§ INPUT ROWS:
....................

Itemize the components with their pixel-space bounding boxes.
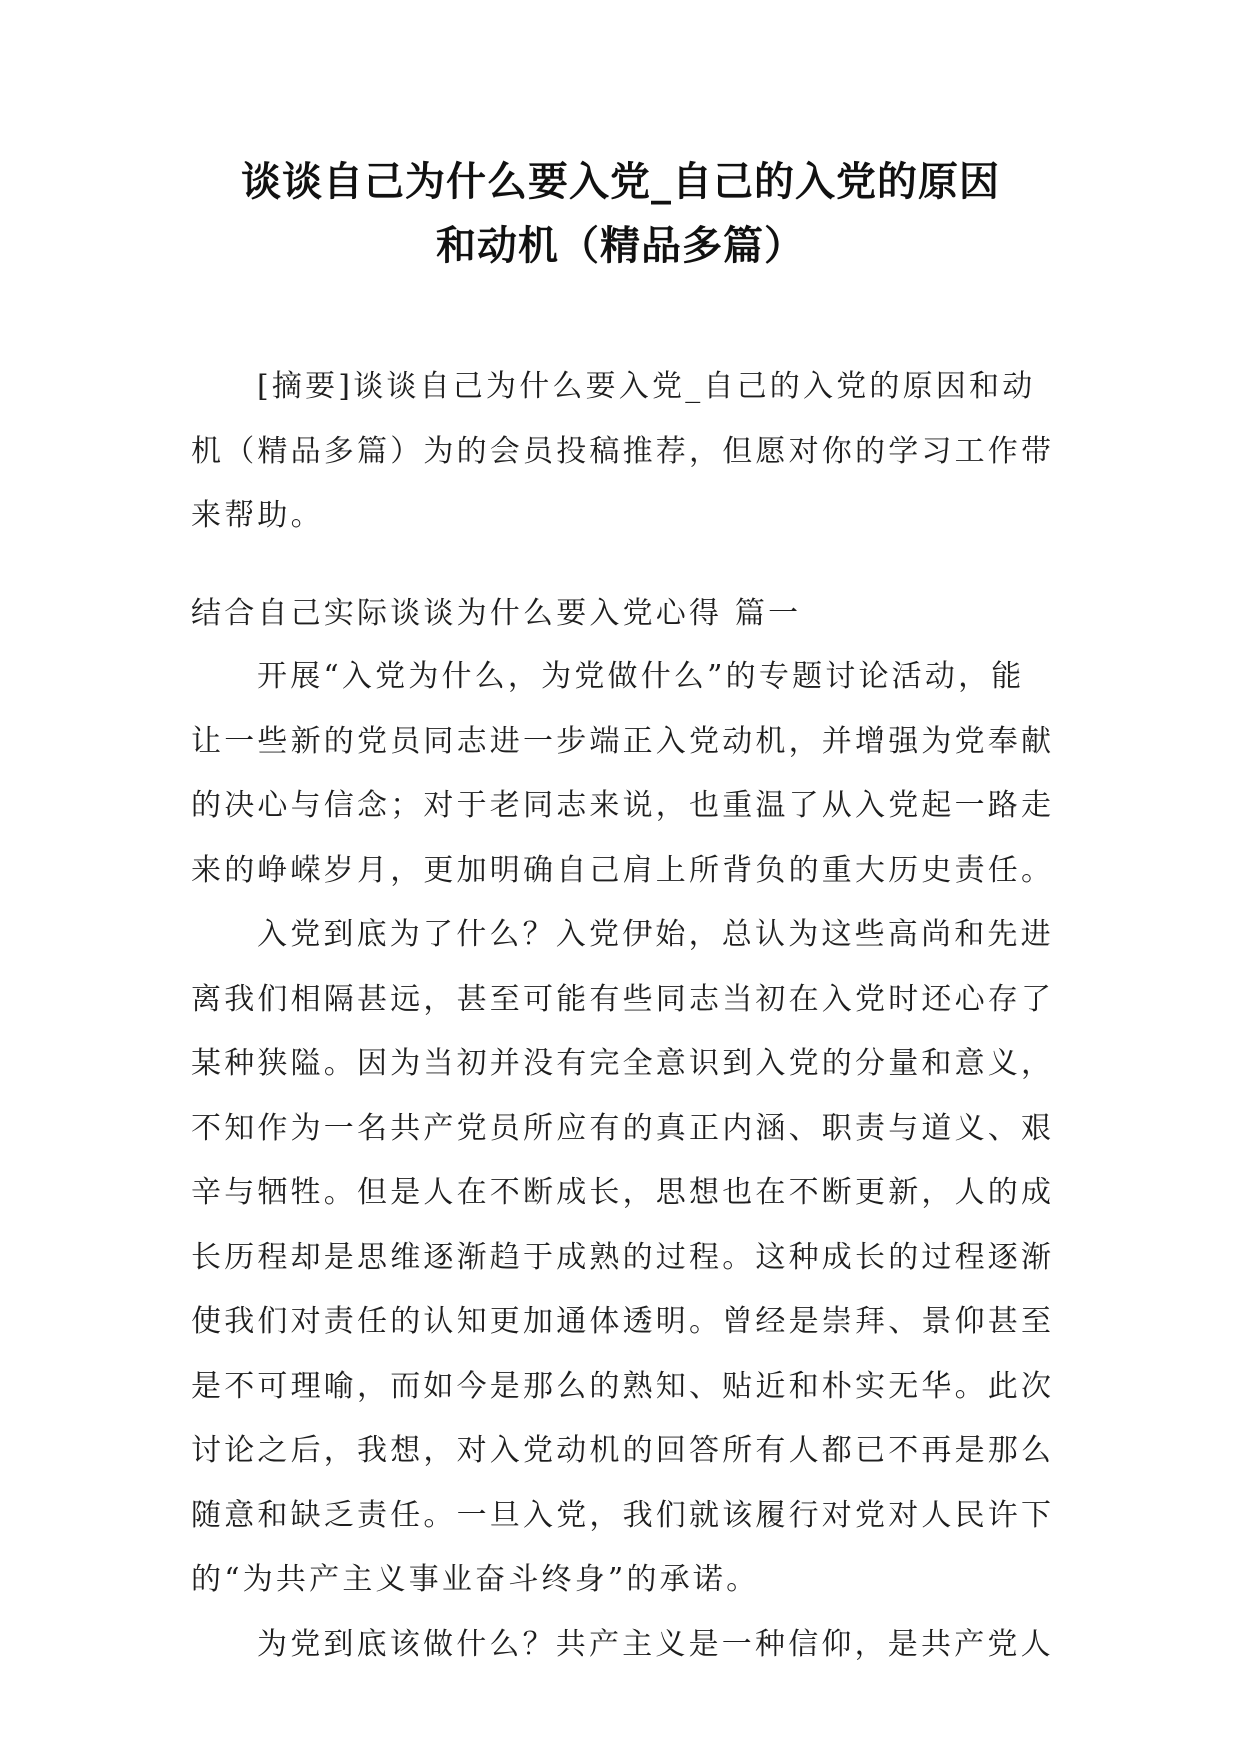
abstract-line: 机（精品多篇）为的会员投稿推荐，但愿对你的学习工作带 bbox=[191, 433, 1055, 469]
title-line-1: 谈谈自己为什么要入党_自己的入党的原因 bbox=[241, 159, 1000, 205]
section-heading-text: 结合自己实际谈谈为什么要入党心得 篇一 bbox=[191, 596, 802, 631]
body-paragraphs bbox=[191, 645, 1055, 1677]
paragraph-line: 辛与牺牲。但是人在不断成长，思想也在不断更新，人的成 bbox=[191, 1175, 1055, 1210]
title-line-2: 和动机（精品多篇） bbox=[436, 223, 805, 269]
paragraph-line: 不知作为一名共产党员所应有的真正内涵、职责与道义、艰 bbox=[191, 1110, 1055, 1146]
paragraph-line: 是不可理喻，而如今是那么的熟知、贴近和朴实无华。此次 bbox=[191, 1368, 1055, 1404]
paragraph-line: 入党到底为了什么？入党伊始，总认为这些高尚和先进 bbox=[257, 917, 1054, 952]
paragraph-line: 长历程却是思维逐渐趋于成熟的过程。这种成长的过程逐渐 bbox=[191, 1239, 1055, 1275]
section-heading bbox=[191, 582, 1051, 647]
paragraph-line: 来的峥嵘岁月，更加明确自己肩上所背负的重大历史责任。 bbox=[191, 852, 1055, 888]
paragraph-line: 某种狭隘。因为当初并没有完全意识到入党的分量和意义， bbox=[191, 1046, 1055, 1081]
document-title bbox=[185, 150, 1056, 278]
paragraph-line: 的“为共产主义事业奋斗终身”的承诺。 bbox=[191, 1562, 760, 1597]
abstract-paragraph bbox=[191, 355, 1055, 549]
paragraph-line: 为党到底该做什么？共产主义是一种信仰，是共产党人 bbox=[257, 1626, 1054, 1662]
paragraph-line: 使我们对责任的认知更加通体透明。曾经是崇拜、景仰甚至 bbox=[191, 1304, 1055, 1339]
paragraph-line: 让一些新的党员同志进一步端正入党动机，并增强为党奉献 bbox=[191, 723, 1055, 759]
paragraph-line: 开展“入党为什么，为党做什么”的专题讨论活动，能 bbox=[257, 659, 1025, 694]
abstract-line: 来帮助。 bbox=[191, 498, 324, 533]
paragraph-line: 的决心与信念；对于老同志来说，也重温了从入党起一路走 bbox=[191, 788, 1055, 823]
paragraph-line: 离我们相隔甚远，甚至可能有些同志当初在入党时还心存了 bbox=[191, 981, 1055, 1017]
paragraph-line: 讨论之后，我想，对入党动机的回答所有人都已不再是那么 bbox=[191, 1433, 1055, 1468]
paragraph-line: 随意和缺乏责任。一旦入党，我们就该履行对党对人民许下 bbox=[191, 1497, 1055, 1533]
abstract-line: [摘要]谈谈自己为什么要入党_自己的入党的原因和动 bbox=[257, 369, 1036, 404]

....................

§ TASK PROMPT:
Render the record lines from the line containing "433, 1055, 469]" up to and including the line containing "body-paragraphs bbox=[191, 645, 1055, 1677]" as a Markdown table. Use the columns Row and Record line, number each row, and leave out blank lines.

§ EXPECTED ANSWER:
| Row | Record line |
|---|---|
| 1 | abstract-line: 机（精品多篇）为的会员投稿推荐，但愿对你的学习工作带 bbox=[191, 433, 1055, 469] |
| 2 | title-line-1: 谈谈自己为什么要入党_自己的入党的原因 bbox=[241, 159, 1000, 205] |
| 3 | section-heading-text: 结合自己实际谈谈为什么要入党心得 篇一 bbox=[191, 596, 802, 631] |
| 4 | body-paragraphs bbox=[191, 645, 1055, 1677] |